- _DATA LINES_:
_____

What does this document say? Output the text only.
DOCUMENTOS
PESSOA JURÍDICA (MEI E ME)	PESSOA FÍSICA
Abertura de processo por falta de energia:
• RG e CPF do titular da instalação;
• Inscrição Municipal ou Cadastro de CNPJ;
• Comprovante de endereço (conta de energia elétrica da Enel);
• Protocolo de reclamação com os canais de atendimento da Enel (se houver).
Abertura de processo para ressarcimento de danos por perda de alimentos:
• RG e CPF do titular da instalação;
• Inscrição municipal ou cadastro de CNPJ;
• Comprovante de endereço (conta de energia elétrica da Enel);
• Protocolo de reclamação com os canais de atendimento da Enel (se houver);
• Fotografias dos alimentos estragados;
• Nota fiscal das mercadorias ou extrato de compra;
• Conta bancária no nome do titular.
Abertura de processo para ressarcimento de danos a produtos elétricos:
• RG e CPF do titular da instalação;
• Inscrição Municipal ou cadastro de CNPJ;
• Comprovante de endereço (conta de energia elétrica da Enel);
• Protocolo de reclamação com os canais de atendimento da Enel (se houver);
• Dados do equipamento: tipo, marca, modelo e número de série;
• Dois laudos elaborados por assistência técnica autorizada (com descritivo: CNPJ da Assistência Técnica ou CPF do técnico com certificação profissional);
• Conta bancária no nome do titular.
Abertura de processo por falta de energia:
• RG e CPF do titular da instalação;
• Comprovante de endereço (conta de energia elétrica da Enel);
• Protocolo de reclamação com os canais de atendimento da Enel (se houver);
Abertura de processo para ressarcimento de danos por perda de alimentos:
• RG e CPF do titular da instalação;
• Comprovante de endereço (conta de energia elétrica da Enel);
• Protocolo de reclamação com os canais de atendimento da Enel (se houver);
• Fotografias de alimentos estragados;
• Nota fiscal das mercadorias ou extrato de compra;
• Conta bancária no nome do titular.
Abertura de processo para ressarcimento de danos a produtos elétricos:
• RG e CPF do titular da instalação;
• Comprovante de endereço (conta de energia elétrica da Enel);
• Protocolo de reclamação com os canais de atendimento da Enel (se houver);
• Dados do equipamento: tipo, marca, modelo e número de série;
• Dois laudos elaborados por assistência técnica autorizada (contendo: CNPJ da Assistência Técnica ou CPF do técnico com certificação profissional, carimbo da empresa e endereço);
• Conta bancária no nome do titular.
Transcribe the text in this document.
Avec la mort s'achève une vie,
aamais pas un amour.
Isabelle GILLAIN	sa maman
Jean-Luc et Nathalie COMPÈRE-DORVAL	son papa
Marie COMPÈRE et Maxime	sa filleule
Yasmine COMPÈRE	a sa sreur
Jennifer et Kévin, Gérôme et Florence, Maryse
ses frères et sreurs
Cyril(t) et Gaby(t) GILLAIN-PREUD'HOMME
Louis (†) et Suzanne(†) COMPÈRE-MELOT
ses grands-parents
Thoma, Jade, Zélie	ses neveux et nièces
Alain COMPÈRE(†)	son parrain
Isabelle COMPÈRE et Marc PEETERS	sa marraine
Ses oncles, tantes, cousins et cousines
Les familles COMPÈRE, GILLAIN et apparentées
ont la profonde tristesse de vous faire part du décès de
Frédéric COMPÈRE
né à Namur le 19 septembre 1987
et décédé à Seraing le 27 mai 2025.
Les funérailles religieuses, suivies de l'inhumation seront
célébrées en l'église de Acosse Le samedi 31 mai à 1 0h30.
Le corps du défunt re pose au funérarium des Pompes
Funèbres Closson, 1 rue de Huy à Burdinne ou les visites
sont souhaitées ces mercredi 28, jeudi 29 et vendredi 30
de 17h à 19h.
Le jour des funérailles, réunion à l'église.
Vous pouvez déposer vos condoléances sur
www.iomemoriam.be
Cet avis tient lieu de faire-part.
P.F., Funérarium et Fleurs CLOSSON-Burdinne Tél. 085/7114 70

_____

- _REQUIRED WORK_: Print the records above in full, exactly.

- _OUTPUT OF THE TASK_:
What does this document say? Output the text only.
DOCUMENTOS
PESSOA JURÍDICA (MEI E ME)	PESSOA FÍSICA
Abertura de processo por falta de energia:
• RG e CPF do titular da instalação;
• Inscrição Municipal ou Cadastro de CNPJ;
• Comprovante de endereço (conta de energia elétrica da Enel);
• Protocolo de reclamação com os canais de atendimento da Enel (se houver).
Abertura de processo para ressarcimento de danos por perda de alimentos:
• RG e CPF do titular da instalação;
• Inscrição municipal ou cadastro de CNPJ;
• Comprovante de endereço (conta de energia elétrica da Enel);
• Protocolo de reclamação com os canais de atendimento da Enel (se houver);
• Fotografias dos alimentos estragados;
• Nota fiscal das mercadorias ou extrato de compra;
• Conta bancária no nome do titular.
Abertura de processo para ressarcimento de danos a produtos elétricos:
• RG e CPF do titular da instalação;
• Inscrição Municipal ou cadastro de CNPJ;
• Comprovante de endereço (conta de energia elétrica da Enel);
• Protocolo de reclamação com os canais de atendimento da Enel (se houver);
• Dados do equipamento: tipo, marca, modelo e número de série;
• Dois laudos elaborados por assistência técnica autorizada (com descritivo: CNPJ da Assistência Técnica ou CPF do técnico com certificação profissional);
• Conta bancária no nome do titular.
Abertura de processo por falta de energia:
• RG e CPF do titular da instalação;
• Comprovante de endereço (conta de energia elétrica da Enel);
• Protocolo de reclamação com os canais de atendimento da Enel (se houver);
Abertura de processo para ressarcimento de danos por perda de alimentos:
• RG e CPF do titular da instalação;
• Comprovante de endereço (conta de energia elétrica da Enel);
• Protocolo de reclamação com os canais de atendimento da Enel (se houver);
• Fotografias de alimentos estragados;
• Nota fiscal das mercadorias ou extrato de compra;
• Conta bancária no nome do titular.
Abertura de processo para ressarcimento de danos a produtos elétricos:
• RG e CPF do titular da instalação;
• Comprovante de endereço (conta de energia elétrica da Enel);
• Protocolo de reclamação com os canais de atendimento da Enel (se houver);
• Dados do equipamento: tipo, marca, modelo e número de série;
• Dois laudos elaborados por assistência técnica autorizada (contendo: CNPJ da Assistência Técnica ou CPF do técnico com certificação profissional, carimbo da empresa e endereço);
• Conta bancária no nome do titular.
Transcribe the text in this document.
Avec la mort s'achève une vie,
aamais pas un amour.
Isabelle GILLAIN	sa maman
Jean-Luc et Nathalie COMPÈRE-DORVAL	son papa
Marie COMPÈRE et Maxime	sa filleule
Yasmine COMPÈRE	a sa sreur
Jennifer et Kévin, Gérôme et Florence, Maryse
ses frères et sreurs
Cyril(t) et Gaby(t) GILLAIN-PREUD'HOMME
Louis (†) et Suzanne(†) COMPÈRE-MELOT
ses grands-parents
Thoma, Jade, Zélie	ses neveux et nièces
Alain COMPÈRE(†)	son parrain
Isabelle COMPÈRE et Marc PEETERS	sa marraine
Ses oncles, tantes, cousins et cousines
Les familles COMPÈRE, GILLAIN et apparentées
ont la profonde tristesse de vous faire part du décès de
Frédéric COMPÈRE
né à Namur le 19 septembre 1987
et décédé à Seraing le 27 mai 2025.
Les funérailles religieuses, suivies de l'inhumation seront
célébrées en l'église de Acosse Le samedi 31 mai à 1 0h30.
Le corps du défunt re pose au funérarium des Pompes
Funèbres Closson, 1 rue de Huy à Burdinne ou les visites
sont souhaitées ces mercredi 28, jeudi 29 et vendredi 30
de 17h à 19h.
Le jour des funérailles, réunion à l'église.
Vous pouvez déposer vos condoléances sur
www.iomemoriam.be
Cet avis tient lieu de faire-part.
P.F., Funérarium et Fleurs CLOSSON-Burdinne Tél. 085/7114 70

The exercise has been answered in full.